## WHAT TO WORK ON
Your task is to gather the lines below that hold the string "ψυχρὸν".

── RECORDS PROVIDED ──

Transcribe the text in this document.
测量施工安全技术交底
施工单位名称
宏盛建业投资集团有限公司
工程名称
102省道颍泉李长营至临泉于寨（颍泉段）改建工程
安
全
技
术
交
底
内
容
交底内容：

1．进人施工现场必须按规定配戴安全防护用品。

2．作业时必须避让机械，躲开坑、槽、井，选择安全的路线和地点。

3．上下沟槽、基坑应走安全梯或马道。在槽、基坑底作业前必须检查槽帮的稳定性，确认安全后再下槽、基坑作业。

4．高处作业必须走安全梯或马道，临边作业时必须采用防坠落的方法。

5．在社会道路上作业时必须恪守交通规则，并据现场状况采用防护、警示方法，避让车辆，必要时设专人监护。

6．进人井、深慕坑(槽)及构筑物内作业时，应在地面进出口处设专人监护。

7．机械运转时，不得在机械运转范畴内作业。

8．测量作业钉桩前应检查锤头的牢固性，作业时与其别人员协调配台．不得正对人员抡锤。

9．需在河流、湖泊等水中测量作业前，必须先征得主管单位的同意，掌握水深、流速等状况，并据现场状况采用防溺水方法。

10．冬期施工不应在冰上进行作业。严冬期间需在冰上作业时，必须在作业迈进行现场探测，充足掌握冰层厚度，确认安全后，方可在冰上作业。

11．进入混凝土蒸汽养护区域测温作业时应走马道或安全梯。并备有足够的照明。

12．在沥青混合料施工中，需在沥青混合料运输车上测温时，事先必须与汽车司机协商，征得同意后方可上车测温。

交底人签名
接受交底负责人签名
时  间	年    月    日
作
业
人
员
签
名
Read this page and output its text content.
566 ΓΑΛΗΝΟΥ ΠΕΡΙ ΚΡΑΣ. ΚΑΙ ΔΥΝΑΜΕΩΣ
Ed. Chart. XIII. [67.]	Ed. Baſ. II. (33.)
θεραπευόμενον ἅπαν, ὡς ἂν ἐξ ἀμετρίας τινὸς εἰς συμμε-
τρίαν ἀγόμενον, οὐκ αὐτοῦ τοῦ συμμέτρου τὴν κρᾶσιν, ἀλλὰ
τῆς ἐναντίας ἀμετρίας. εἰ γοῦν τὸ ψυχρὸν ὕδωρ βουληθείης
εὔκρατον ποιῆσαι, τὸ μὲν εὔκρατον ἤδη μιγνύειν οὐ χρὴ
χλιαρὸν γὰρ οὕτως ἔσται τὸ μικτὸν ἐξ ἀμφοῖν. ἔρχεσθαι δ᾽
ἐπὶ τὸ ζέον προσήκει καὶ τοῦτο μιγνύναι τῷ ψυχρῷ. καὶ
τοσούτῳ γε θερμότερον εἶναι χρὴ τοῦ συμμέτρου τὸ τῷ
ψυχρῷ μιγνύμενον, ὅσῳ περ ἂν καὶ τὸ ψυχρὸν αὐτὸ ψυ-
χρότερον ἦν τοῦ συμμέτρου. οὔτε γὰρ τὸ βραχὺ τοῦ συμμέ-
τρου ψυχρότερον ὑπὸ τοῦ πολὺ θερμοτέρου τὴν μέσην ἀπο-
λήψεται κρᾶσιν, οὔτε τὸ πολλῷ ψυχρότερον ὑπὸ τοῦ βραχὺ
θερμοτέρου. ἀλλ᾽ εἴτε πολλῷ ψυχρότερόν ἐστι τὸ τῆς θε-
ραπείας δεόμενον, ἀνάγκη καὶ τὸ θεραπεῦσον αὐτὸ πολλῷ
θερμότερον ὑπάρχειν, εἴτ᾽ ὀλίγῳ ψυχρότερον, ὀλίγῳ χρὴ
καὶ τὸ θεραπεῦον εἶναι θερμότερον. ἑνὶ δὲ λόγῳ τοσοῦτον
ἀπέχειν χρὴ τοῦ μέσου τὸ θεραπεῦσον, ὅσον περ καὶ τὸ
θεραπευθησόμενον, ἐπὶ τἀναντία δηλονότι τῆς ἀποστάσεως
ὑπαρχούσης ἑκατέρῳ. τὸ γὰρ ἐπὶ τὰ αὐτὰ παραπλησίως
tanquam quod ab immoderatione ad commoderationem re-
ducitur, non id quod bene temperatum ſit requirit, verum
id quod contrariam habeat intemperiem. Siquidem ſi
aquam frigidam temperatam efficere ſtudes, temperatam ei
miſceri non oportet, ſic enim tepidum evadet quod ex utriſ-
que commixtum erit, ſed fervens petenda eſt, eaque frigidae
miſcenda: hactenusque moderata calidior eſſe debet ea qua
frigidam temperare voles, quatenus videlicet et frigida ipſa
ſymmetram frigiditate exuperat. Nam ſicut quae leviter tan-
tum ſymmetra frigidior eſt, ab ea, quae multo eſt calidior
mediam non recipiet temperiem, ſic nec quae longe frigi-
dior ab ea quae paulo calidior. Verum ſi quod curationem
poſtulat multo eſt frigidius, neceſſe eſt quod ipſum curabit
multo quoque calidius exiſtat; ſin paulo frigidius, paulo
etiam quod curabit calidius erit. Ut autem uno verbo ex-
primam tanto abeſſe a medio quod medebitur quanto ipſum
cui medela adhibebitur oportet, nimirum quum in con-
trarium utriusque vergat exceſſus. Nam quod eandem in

───

## SOLUTION TO THIS TASK
τῆς ἐναντίας ἀμετρίας. εἰ γοῦν τὸ ψυχρὸν ὕδωρ βουληθείης
ψυχρῷ μιγνύμενον, ὅσῳ περ ἂν καὶ τὸ ψυχρὸν αὐτὸ ψυ-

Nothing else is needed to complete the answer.